- **Given exercise**
Each line of the material must be returned exactly.

- **Extracted entries**
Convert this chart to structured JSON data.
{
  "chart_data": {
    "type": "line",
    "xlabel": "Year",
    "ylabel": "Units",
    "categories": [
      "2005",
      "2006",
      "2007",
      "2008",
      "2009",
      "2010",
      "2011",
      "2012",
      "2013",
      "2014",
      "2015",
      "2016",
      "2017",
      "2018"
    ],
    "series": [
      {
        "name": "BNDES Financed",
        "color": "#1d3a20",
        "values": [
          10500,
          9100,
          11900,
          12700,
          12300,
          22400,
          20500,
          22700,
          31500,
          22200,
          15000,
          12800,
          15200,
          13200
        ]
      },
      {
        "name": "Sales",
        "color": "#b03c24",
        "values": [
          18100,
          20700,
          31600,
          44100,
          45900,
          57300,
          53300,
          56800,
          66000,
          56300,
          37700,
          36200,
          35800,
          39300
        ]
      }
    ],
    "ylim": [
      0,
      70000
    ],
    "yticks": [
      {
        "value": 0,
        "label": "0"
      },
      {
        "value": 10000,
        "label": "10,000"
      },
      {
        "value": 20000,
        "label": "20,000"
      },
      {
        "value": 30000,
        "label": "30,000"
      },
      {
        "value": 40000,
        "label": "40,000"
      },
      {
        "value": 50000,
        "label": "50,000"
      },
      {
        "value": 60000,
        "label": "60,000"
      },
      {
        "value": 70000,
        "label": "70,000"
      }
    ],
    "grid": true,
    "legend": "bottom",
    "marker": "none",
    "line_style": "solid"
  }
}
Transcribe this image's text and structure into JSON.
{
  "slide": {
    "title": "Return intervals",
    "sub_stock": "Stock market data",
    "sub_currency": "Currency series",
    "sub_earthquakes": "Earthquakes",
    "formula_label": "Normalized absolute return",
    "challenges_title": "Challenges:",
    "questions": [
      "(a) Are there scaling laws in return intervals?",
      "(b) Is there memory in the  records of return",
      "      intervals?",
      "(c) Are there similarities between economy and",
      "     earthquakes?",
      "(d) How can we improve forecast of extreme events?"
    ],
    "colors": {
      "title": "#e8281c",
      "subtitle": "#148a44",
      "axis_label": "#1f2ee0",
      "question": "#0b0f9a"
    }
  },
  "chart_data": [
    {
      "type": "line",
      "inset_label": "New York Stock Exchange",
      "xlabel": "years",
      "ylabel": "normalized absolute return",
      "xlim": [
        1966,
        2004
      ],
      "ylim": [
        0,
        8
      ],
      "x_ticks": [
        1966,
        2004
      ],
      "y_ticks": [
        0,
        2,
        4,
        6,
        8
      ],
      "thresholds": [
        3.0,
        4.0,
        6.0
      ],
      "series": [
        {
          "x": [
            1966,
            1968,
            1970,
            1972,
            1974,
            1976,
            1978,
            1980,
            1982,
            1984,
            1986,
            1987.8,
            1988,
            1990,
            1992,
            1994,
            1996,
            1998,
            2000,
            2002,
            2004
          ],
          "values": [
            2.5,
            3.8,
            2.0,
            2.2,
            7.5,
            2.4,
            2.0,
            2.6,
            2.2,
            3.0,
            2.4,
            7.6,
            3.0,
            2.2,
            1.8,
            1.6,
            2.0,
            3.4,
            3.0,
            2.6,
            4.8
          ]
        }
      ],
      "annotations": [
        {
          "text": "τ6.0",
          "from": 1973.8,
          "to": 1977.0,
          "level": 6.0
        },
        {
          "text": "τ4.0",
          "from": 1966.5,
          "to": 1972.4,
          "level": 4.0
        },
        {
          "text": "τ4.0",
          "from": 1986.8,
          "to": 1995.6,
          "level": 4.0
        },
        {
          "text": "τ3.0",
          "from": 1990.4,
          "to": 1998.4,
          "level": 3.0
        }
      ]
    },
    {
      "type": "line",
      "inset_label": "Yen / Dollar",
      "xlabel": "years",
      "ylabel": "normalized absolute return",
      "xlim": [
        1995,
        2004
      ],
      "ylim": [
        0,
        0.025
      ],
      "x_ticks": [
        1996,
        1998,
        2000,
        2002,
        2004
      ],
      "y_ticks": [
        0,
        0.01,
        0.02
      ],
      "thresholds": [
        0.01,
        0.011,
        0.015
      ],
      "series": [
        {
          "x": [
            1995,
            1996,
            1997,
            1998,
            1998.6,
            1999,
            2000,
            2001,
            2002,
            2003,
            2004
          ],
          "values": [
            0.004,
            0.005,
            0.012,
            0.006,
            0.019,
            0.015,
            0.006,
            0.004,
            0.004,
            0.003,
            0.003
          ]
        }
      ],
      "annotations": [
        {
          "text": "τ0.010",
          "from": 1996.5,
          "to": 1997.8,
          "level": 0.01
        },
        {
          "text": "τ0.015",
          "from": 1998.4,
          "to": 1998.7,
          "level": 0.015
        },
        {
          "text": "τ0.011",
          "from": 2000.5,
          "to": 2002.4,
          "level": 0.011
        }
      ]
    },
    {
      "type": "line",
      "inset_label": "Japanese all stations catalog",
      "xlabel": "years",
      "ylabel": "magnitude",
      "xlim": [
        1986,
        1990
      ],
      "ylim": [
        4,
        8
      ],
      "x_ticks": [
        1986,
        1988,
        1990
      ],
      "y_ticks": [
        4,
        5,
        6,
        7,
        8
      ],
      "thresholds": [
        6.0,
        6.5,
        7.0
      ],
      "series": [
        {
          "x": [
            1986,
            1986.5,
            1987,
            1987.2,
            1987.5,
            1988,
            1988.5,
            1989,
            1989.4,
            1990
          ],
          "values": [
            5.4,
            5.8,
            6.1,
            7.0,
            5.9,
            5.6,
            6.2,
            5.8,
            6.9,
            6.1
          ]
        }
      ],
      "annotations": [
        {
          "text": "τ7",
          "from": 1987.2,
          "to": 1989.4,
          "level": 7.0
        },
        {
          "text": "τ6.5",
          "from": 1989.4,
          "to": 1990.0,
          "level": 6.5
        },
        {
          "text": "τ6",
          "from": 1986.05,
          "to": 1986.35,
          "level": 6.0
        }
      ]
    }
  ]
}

- **Task answer**
Convert this chart to structured JSON data.
{
  "chart_data": {
    "type": "line",
    "xlabel": "Year",
    "ylabel": "Units",
    "categories": [
      "2005",
      "2006",
      "2007",
      "2008",
      "2009",
      "2010",
      "2011",
      "2012",
      "2013",
      "2014",
      "2015",
      "2016",
      "2017",
      "2018"
    ],
    "series": [
      {
        "name": "BNDES Financed",
        "color": "#1d3a20",
        "values": [
          10500,
          9100,
          11900,
          12700,
          12300,
          22400,
          20500,
          22700,
          31500,
          22200,
          15000,
          12800,
          15200,
          13200
        ]
      },
      {
        "name": "Sales",
        "color": "#b03c24",
        "values": [
          18100,
          20700,
          31600,
          44100,
          45900,
          57300,
          53300,
          56800,
          66000,
          56300,
          37700,
          36200,
          35800,
          39300
        ]
      }
    ],
    "ylim": [
      0,
      70000
    ],
    "yticks": [
      {
        "value": 0,
        "label": "0"
      },
      {
        "value": 10000,
        "label": "10,000"
      },
      {
        "value": 20000,
        "label": "20,000"
      },
      {
        "value": 30000,
        "label": "30,000"
      },
      {
        "value": 40000,
        "label": "40,000"
      },
      {
        "value": 50000,
        "label": "50,000"
      },
      {
        "value": 60000,
        "label": "60,000"
      },
      {
        "value": 70000,
        "label": "70,000"
      }
    ],
    "grid": true,
    "legend": "bottom",
    "marker": "none",
    "line_style": "solid"
  }
}
Transcribe this image's text and structure into JSON.
{
  "slide": {
    "title": "Return intervals",
    "sub_stock": "Stock market data",
    "sub_currency": "Currency series",
    "sub_earthquakes": "Earthquakes",
    "formula_label": "Normalized absolute return",
    "challenges_title": "Challenges:",
    "questions": [
      "(a) Are there scaling laws in return intervals?",
      "(b) Is there memory in the  records of return",
      "      intervals?",
      "(c) Are there similarities between economy and",
      "     earthquakes?",
      "(d) How can we improve forecast of extreme events?"
    ],
    "colors": {
      "title": "#e8281c",
      "subtitle": "#148a44",
      "axis_label": "#1f2ee0",
      "question": "#0b0f9a"
    }
  },
  "chart_data": [
    {
      "type": "line",
      "inset_label": "New York Stock Exchange",
      "xlabel": "years",
      "ylabel": "normalized absolute return",
      "xlim": [
        1966,
        2004
      ],
      "ylim": [
        0,
        8
      ],
      "x_ticks": [
        1966,
        2004
      ],
      "y_ticks": [
        0,
        2,
        4,
        6,
        8
      ],
      "thresholds": [
        3.0,
        4.0,
        6.0
      ],
      "series": [
        {
          "x": [
            1966,
            1968,
            1970,
            1972,
            1974,
            1976,
            1978,
            1980,
            1982,
            1984,
            1986,
            1987.8,
            1988,
            1990,
            1992,
            1994,
            1996,
            1998,
            2000,
            2002,
            2004
          ],
          "values": [
            2.5,
            3.8,
            2.0,
            2.2,
            7.5,
            2.4,
            2.0,
            2.6,
            2.2,
            3.0,
            2.4,
            7.6,
            3.0,
            2.2,
            1.8,
            1.6,
            2.0,
            3.4,
            3.0,
            2.6,
            4.8
          ]
        }
      ],
      "annotations": [
        {
          "text": "τ6.0",
          "from": 1973.8,
          "to": 1977.0,
          "level": 6.0
        },
        {
          "text": "τ4.0",
          "from": 1966.5,
          "to": 1972.4,
          "level": 4.0
        },
        {
          "text": "τ4.0",
          "from": 1986.8,
          "to": 1995.6,
          "level": 4.0
        },
        {
          "text": "τ3.0",
          "from": 1990.4,
          "to": 1998.4,
          "level": 3.0
        }
      ]
    },
    {
      "type": "line",
      "inset_label": "Yen / Dollar",
      "xlabel": "years",
      "ylabel": "normalized absolute return",
      "xlim": [
        1995,
        2004
      ],
      "ylim": [
        0,
        0.025
      ],
      "x_ticks": [
        1996,
        1998,
        2000,
        2002,
        2004
      ],
      "y_ticks": [
        0,
        0.01,
        0.02
      ],
      "thresholds": [
        0.01,
        0.011,
        0.015
      ],
      "series": [
        {
          "x": [
            1995,
            1996,
            1997,
            1998,
            1998.6,
            1999,
            2000,
            2001,
            2002,
            2003,
            2004
          ],
          "values": [
            0.004,
            0.005,
            0.012,
            0.006,
            0.019,
            0.015,
            0.006,
            0.004,
            0.004,
            0.003,
            0.003
          ]
        }
      ],
      "annotations": [
        {
          "text": "τ0.010",
          "from": 1996.5,
          "to": 1997.8,
          "level": 0.01
        },
        {
          "text": "τ0.015",
          "from": 1998.4,
          "to": 1998.7,
          "level": 0.015
        },
        {
          "text": "τ0.011",
          "from": 2000.5,
          "to": 2002.4,
          "level": 0.011
        }
      ]
    },
    {
      "type": "line",
      "inset_label": "Japanese all stations catalog",
      "xlabel": "years",
      "ylabel": "magnitude",
      "xlim": [
        1986,
        1990
      ],
      "ylim": [
        4,
        8
      ],
      "x_ticks": [
        1986,
        1988,
        1990
      ],
      "y_ticks": [
        4,
        5,
        6,
        7,
        8
      ],
      "thresholds": [
        6.0,
        6.5,
        7.0
      ],
      "series": [
        {
          "x": [
            1986,
            1986.5,
            1987,
            1987.2,
            1987.5,
            1988,
            1988.5,
            1989,
            1989.4,
            1990
          ],
          "values": [
            5.4,
            5.8,
            6.1,
            7.0,
            5.9,
            5.6,
            6.2,
            5.8,
            6.9,
            6.1
          ]
        }
      ],
      "annotations": [
        {
          "text": "τ7",
          "from": 1987.2,
          "to": 1989.4,
          "level": 7.0
        },
        {
          "text": "τ6.5",
          "from": 1989.4,
          "to": 1990.0,
          "level": 6.5
        },
        {
          "text": "τ6",
          "from": 1986.05,
          "to": 1986.35,
          "level": 6.0
        }
      ]
    }
  ]
}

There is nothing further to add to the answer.